• [The task]
Write out the listing in full, matching it word for word.

--- START Material for this exercise ---

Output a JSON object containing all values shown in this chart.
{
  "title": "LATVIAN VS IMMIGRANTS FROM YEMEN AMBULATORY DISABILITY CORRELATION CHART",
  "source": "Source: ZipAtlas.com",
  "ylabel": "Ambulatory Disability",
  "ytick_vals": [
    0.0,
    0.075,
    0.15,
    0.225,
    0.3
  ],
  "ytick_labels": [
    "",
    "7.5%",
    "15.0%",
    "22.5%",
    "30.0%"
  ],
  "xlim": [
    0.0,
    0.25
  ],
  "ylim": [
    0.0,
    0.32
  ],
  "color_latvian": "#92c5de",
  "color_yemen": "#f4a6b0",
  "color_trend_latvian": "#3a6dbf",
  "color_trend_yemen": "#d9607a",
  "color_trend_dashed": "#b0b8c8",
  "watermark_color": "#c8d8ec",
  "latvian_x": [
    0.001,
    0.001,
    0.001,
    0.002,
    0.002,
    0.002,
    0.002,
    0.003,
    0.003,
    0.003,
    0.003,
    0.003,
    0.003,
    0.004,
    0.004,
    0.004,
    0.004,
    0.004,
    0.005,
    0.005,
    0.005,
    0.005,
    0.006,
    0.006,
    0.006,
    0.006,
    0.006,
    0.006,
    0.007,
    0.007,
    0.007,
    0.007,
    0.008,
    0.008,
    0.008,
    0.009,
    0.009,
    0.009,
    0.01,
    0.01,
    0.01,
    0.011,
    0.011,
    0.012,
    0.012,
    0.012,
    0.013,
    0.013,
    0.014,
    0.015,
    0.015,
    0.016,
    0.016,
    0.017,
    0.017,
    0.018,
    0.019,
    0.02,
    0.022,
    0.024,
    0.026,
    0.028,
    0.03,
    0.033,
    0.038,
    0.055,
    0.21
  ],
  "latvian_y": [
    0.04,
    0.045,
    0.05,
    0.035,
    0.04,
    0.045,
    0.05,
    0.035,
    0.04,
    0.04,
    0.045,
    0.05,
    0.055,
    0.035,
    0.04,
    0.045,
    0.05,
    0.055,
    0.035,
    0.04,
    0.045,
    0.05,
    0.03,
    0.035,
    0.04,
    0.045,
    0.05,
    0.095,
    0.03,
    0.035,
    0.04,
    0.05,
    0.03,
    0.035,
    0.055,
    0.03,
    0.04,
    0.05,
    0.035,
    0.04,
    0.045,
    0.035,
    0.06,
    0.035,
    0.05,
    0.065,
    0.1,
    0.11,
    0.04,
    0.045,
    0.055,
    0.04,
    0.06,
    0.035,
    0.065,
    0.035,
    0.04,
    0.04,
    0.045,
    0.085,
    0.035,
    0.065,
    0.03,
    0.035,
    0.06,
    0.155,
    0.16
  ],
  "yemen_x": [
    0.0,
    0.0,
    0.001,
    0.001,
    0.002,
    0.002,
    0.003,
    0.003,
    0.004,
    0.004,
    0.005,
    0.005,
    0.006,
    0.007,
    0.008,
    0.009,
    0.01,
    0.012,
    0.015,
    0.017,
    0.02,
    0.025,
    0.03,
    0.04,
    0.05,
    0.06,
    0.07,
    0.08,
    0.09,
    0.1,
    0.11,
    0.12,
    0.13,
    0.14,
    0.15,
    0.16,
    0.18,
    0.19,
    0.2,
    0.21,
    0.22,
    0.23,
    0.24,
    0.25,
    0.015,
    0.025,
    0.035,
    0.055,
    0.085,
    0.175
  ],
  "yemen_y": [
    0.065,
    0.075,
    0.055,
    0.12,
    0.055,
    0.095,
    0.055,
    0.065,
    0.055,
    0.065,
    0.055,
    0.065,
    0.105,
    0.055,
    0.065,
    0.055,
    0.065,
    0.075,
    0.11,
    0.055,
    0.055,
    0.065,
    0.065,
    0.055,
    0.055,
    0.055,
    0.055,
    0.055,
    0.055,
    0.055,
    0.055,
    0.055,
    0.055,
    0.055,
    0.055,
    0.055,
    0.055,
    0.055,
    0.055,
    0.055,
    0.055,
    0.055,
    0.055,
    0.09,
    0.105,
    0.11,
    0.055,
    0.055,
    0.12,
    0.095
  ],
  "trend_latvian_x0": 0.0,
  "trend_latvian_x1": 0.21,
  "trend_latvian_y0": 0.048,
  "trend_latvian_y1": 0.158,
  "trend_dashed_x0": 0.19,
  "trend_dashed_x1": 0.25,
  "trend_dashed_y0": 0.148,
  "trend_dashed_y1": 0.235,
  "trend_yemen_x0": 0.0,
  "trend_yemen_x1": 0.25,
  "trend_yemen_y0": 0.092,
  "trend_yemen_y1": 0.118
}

--- END Material for this exercise ---

• [Final answer]
Output a JSON object containing all values shown in this chart.
{
  "title": "LATVIAN VS IMMIGRANTS FROM YEMEN AMBULATORY DISABILITY CORRELATION CHART",
  "source": "Source: ZipAtlas.com",
  "ylabel": "Ambulatory Disability",
  "ytick_vals": [
    0.0,
    0.075,
    0.15,
    0.225,
    0.3
  ],
  "ytick_labels": [
    "",
    "7.5%",
    "15.0%",
    "22.5%",
    "30.0%"
  ],
  "xlim": [
    0.0,
    0.25
  ],
  "ylim": [
    0.0,
    0.32
  ],
  "color_latvian": "#92c5de",
  "color_yemen": "#f4a6b0",
  "color_trend_latvian": "#3a6dbf",
  "color_trend_yemen": "#d9607a",
  "color_trend_dashed": "#b0b8c8",
  "watermark_color": "#c8d8ec",
  "latvian_x": [
    0.001,
    0.001,
    0.001,
    0.002,
    0.002,
    0.002,
    0.002,
    0.003,
    0.003,
    0.003,
    0.003,
    0.003,
    0.003,
    0.004,
    0.004,
    0.004,
    0.004,
    0.004,
    0.005,
    0.005,
    0.005,
    0.005,
    0.006,
    0.006,
    0.006,
    0.006,
    0.006,
    0.006,
    0.007,
    0.007,
    0.007,
    0.007,
    0.008,
    0.008,
    0.008,
    0.009,
    0.009,
    0.009,
    0.01,
    0.01,
    0.01,
    0.011,
    0.011,
    0.012,
    0.012,
    0.012,
    0.013,
    0.013,
    0.014,
    0.015,
    0.015,
    0.016,
    0.016,
    0.017,
    0.017,
    0.018,
    0.019,
    0.02,
    0.022,
    0.024,
    0.026,
    0.028,
    0.03,
    0.033,
    0.038,
    0.055,
    0.21
  ],
  "latvian_y": [
    0.04,
    0.045,
    0.05,
    0.035,
    0.04,
    0.045,
    0.05,
    0.035,
    0.04,
    0.04,
    0.045,
    0.05,
    0.055,
    0.035,
    0.04,
    0.045,
    0.05,
    0.055,
    0.035,
    0.04,
    0.045,
    0.05,
    0.03,
    0.035,
    0.04,
    0.045,
    0.05,
    0.095,
    0.03,
    0.035,
    0.04,
    0.05,
    0.03,
    0.035,
    0.055,
    0.03,
    0.04,
    0.05,
    0.035,
    0.04,
    0.045,
    0.035,
    0.06,
    0.035,
    0.05,
    0.065,
    0.1,
    0.11,
    0.04,
    0.045,
    0.055,
    0.04,
    0.06,
    0.035,
    0.065,
    0.035,
    0.04,
    0.04,
    0.045,
    0.085,
    0.035,
    0.065,
    0.03,
    0.035,
    0.06,
    0.155,
    0.16
  ],
  "yemen_x": [
    0.0,
    0.0,
    0.001,
    0.001,
    0.002,
    0.002,
    0.003,
    0.003,
    0.004,
    0.004,
    0.005,
    0.005,
    0.006,
    0.007,
    0.008,
    0.009,
    0.01,
    0.012,
    0.015,
    0.017,
    0.02,
    0.025,
    0.03,
    0.04,
    0.05,
    0.06,
    0.07,
    0.08,
    0.09,
    0.1,
    0.11,
    0.12,
    0.13,
    0.14,
    0.15,
    0.16,
    0.18,
    0.19,
    0.2,
    0.21,
    0.22,
    0.23,
    0.24,
    0.25,
    0.015,
    0.025,
    0.035,
    0.055,
    0.085,
    0.175
  ],
  "yemen_y": [
    0.065,
    0.075,
    0.055,
    0.12,
    0.055,
    0.095,
    0.055,
    0.065,
    0.055,
    0.065,
    0.055,
    0.065,
    0.105,
    0.055,
    0.065,
    0.055,
    0.065,
    0.075,
    0.11,
    0.055,
    0.055,
    0.065,
    0.065,
    0.055,
    0.055,
    0.055,
    0.055,
    0.055,
    0.055,
    0.055,
    0.055,
    0.055,
    0.055,
    0.055,
    0.055,
    0.055,
    0.055,
    0.055,
    0.055,
    0.055,
    0.055,
    0.055,
    0.055,
    0.09,
    0.105,
    0.11,
    0.055,
    0.055,
    0.12,
    0.095
  ],
  "trend_latvian_x0": 0.0,
  "trend_latvian_x1": 0.21,
  "trend_latvian_y0": 0.048,
  "trend_latvian_y1": 0.158,
  "trend_dashed_x0": 0.19,
  "trend_dashed_x1": 0.25,
  "trend_dashed_y0": 0.148,
  "trend_dashed_y1": 0.235,
  "trend_yemen_x0": 0.0,
  "trend_yemen_x1": 0.25,
  "trend_yemen_y0": 0.092,
  "trend_yemen_y1": 0.118
}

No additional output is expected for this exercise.